• _PROBLEM DETAILS_
Using the entries that follow, count the lines containing the word "toward" and give that number by itself.

Entries from a dataset
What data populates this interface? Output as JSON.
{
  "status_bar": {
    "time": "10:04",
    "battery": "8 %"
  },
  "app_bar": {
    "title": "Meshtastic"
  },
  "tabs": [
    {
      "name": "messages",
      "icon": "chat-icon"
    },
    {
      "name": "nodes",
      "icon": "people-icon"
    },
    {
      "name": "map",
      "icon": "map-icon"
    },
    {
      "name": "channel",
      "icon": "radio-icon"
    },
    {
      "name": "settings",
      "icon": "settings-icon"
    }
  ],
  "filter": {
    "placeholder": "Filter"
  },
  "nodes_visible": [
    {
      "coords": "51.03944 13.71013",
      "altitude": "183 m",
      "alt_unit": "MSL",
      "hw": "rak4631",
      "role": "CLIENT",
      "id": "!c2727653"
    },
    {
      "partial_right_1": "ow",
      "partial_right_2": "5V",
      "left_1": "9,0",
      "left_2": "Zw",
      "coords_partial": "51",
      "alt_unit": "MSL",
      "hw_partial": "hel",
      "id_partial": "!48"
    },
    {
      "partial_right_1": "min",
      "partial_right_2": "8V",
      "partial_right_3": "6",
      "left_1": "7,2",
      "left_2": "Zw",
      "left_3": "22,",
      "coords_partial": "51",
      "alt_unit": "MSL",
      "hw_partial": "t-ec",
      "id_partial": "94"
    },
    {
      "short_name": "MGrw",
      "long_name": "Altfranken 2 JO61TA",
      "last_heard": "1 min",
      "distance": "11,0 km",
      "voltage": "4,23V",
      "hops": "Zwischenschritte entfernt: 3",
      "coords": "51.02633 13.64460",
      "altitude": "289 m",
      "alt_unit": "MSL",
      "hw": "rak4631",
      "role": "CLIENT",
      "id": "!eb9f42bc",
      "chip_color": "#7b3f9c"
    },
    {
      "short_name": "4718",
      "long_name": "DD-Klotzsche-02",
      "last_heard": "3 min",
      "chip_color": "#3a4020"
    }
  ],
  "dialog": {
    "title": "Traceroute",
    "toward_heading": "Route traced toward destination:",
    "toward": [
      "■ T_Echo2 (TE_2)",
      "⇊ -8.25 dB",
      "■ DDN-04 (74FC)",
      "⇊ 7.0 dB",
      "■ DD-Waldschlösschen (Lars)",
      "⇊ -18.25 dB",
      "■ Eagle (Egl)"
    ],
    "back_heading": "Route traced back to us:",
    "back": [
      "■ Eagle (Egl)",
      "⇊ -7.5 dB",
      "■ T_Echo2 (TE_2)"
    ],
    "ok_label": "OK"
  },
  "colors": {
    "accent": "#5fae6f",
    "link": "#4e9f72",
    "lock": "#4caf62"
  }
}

• _ANSWER FOR THE TASK_
2